Short problem A
Using the measurement-standard discussion, answer each question:
(i) What length is the certified geometric standard said to have?
(ii) How many measurements does the laboratory make for its deployment validation?
(iii) In the example given, what standard error is computed from the sample measurements?

Source document
((

The best answer I can think of is that the standard contemplates comparing two intervals. One is the scale value (along, say, the X-axis). Imagine that the “geometric standard” that is taken to be the truth is certified as having a length of 1± 0.01 microns. Let’s call this the “certified standard interval.”

Now the laboratory makes ten measurements for its “deployment validation” to produce what we can call a “sample interval” from the ten measurements. The ASB standard does not contain any directions on how this is to be done. One approach would be to compute a confidence interval on the assumption that the sample measurements are normally distributed. Suppose the observed sample mean for them is 0.80, and the standard error computed from the ten sample measurements is s = 0.10 microns. The confidence interval is then 0.80 ± k(0.10), where is k is some constant. If the confidence interval includes any part of the certified interval, this part of the deployment-validation requirement is met.

What values of k would be suitable for the instrument to be regarded as “deploymentally valid”? The standard is devoid of any insight into this critical value and its relationship to confidence. It does not explain what the interval-overlap requirement is supposed to accomplish, but if the confidence interval is part of it, it is an ad hoc form of hypothesis testing with an unstated significance level.

Is the question of whether the hypothesis that there is no difference between the standard reference value of 1 and the true sample mean can be rejected at some preset significance level all that important here? Should not the question be how much the disparities between the sample of ten measured values and the geometric-standard value would affect the efficacy of the measurements? An observed sample mean that is 20% too low does not lead to the rejection of the hypothesis that the instrument’s measurements are, in the long run, exactly correct, but with only ten measurements in the sample, that may tell us more about the lack of the statistical power of the test than about the ability of the instrumentation to measure what it seeks to measure with suitable accuracy for the applications to which it is put.

))

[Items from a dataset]
((

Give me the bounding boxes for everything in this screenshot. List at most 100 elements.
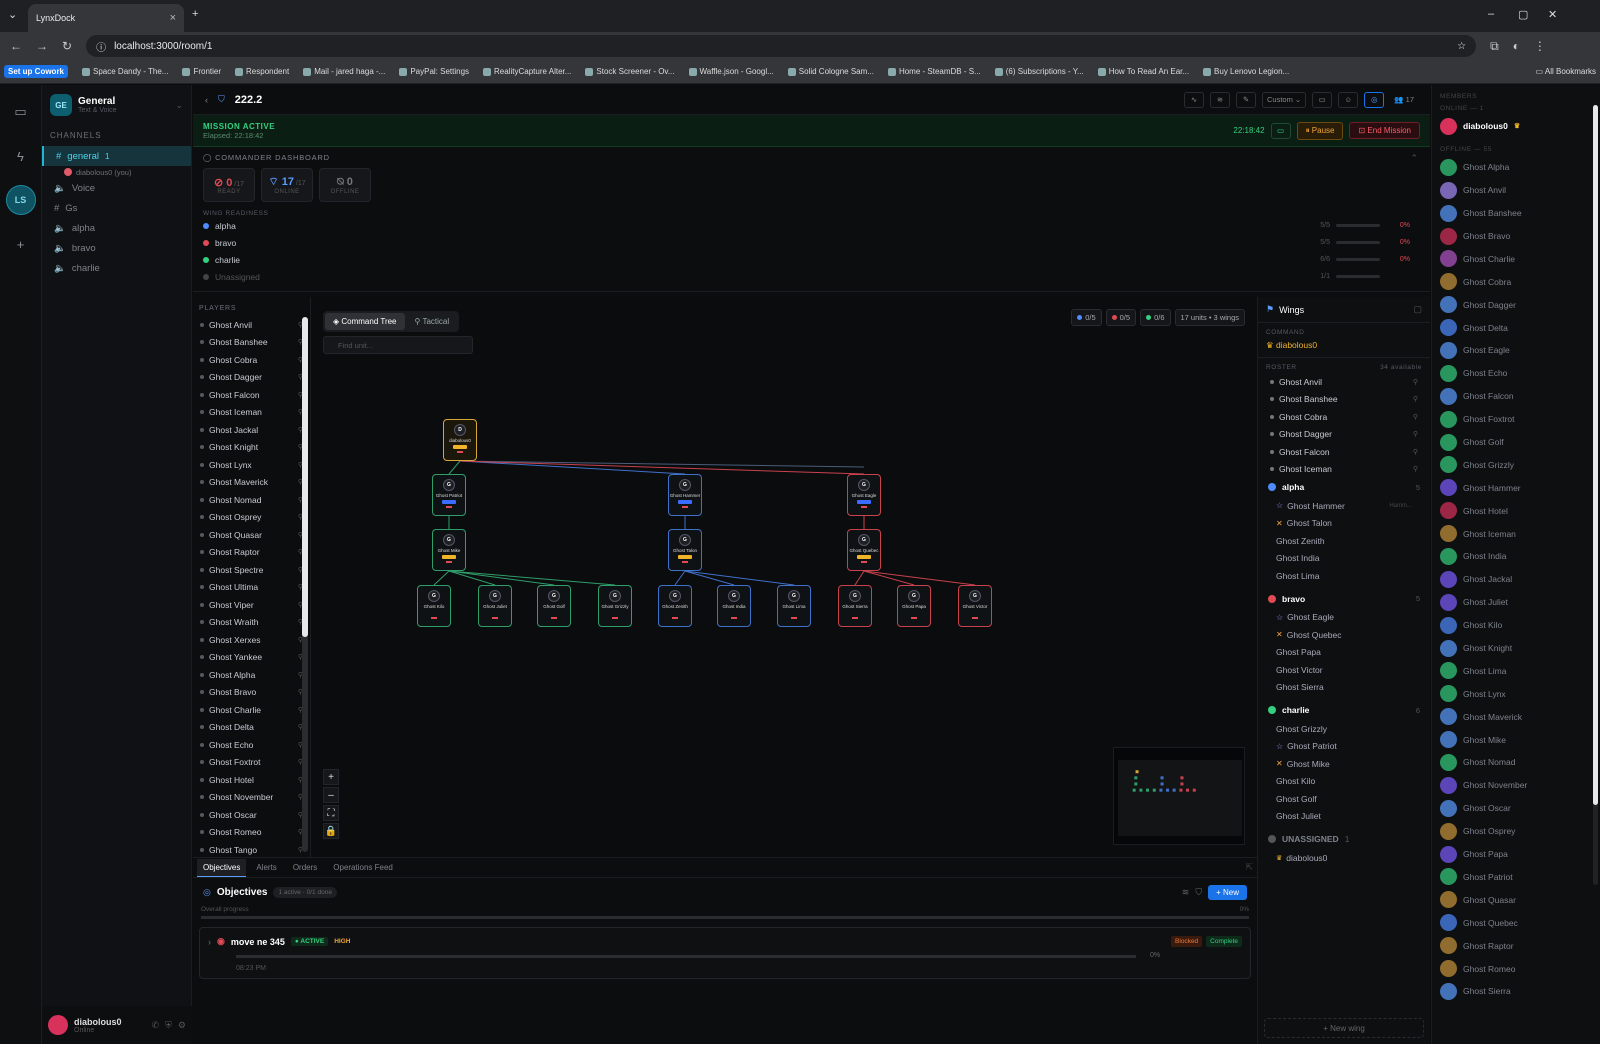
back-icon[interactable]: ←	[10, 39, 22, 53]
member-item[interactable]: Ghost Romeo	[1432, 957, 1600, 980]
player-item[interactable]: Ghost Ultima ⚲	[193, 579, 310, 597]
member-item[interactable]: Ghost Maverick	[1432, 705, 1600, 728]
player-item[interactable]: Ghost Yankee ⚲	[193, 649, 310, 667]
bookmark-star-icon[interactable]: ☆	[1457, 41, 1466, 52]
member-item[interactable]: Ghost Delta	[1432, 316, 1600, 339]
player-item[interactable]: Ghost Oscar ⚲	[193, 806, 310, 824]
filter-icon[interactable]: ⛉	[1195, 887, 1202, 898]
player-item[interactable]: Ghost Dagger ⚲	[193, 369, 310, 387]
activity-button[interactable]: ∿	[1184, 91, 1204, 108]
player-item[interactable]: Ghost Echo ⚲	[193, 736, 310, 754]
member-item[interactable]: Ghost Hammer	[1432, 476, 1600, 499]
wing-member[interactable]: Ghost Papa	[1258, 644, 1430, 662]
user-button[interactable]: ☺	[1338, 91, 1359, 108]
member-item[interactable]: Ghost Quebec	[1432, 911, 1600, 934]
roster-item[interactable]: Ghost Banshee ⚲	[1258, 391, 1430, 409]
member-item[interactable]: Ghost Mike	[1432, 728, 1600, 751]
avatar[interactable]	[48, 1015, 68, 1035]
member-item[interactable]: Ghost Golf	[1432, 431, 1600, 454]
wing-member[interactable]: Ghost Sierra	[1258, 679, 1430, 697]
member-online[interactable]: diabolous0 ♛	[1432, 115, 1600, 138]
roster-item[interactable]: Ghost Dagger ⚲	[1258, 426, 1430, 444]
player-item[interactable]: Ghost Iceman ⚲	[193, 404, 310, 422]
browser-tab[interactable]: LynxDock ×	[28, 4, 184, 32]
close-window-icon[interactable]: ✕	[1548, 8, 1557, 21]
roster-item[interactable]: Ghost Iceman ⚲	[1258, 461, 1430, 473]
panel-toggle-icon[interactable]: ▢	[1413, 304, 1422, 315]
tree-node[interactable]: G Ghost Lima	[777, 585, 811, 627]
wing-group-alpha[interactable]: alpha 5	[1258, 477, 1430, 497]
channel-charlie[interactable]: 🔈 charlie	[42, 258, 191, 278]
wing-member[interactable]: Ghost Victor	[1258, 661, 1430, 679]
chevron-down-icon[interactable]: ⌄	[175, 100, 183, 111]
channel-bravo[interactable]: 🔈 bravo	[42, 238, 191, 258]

))

Short problem B
Can you extract, unchanged, everything in the rows from the one containing "39, 22, 53]" down to the one containing "887, 1202, 898]", including both?

Exercise output A
(i) 1 ± 0.01 microns
(ii) Ten
(iii) s = 0.10 microns

Exercise output B
back-icon[interactable]: ←	[10, 39, 22, 53]
member-item[interactable]: Ghost Romeo	[1432, 957, 1600, 980]
player-item[interactable]: Ghost Ultima ⚲	[193, 579, 310, 597]
member-item[interactable]: Ghost Maverick	[1432, 705, 1600, 728]
player-item[interactable]: Ghost Yankee ⚲	[193, 649, 310, 667]
bookmark-star-icon[interactable]: ☆	[1457, 41, 1466, 52]
member-item[interactable]: Ghost Delta	[1432, 316, 1600, 339]
player-item[interactable]: Ghost Oscar ⚲	[193, 806, 310, 824]
filter-icon[interactable]: ⛉	[1195, 887, 1202, 898]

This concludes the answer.